■ PROBLEM DESCRIPTION
Extract every line from the records below that contains the word "pdsyw".

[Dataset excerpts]
——————
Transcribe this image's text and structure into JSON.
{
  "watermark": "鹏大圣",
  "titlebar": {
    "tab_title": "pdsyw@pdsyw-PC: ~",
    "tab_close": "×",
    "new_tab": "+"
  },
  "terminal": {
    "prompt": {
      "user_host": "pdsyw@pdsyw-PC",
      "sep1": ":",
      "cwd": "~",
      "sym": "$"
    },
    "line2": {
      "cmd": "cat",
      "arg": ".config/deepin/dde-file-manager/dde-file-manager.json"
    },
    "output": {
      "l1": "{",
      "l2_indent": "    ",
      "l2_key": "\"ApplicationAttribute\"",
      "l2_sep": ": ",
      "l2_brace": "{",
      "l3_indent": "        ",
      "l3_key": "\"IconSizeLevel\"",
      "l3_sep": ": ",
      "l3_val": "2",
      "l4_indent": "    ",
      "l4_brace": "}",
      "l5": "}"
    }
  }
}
——————
■ SOLUTION FOR THIS TASK
    "tab_title": "pdsyw@pdsyw-PC: ~",
      "user_host": "pdsyw@pdsyw-PC",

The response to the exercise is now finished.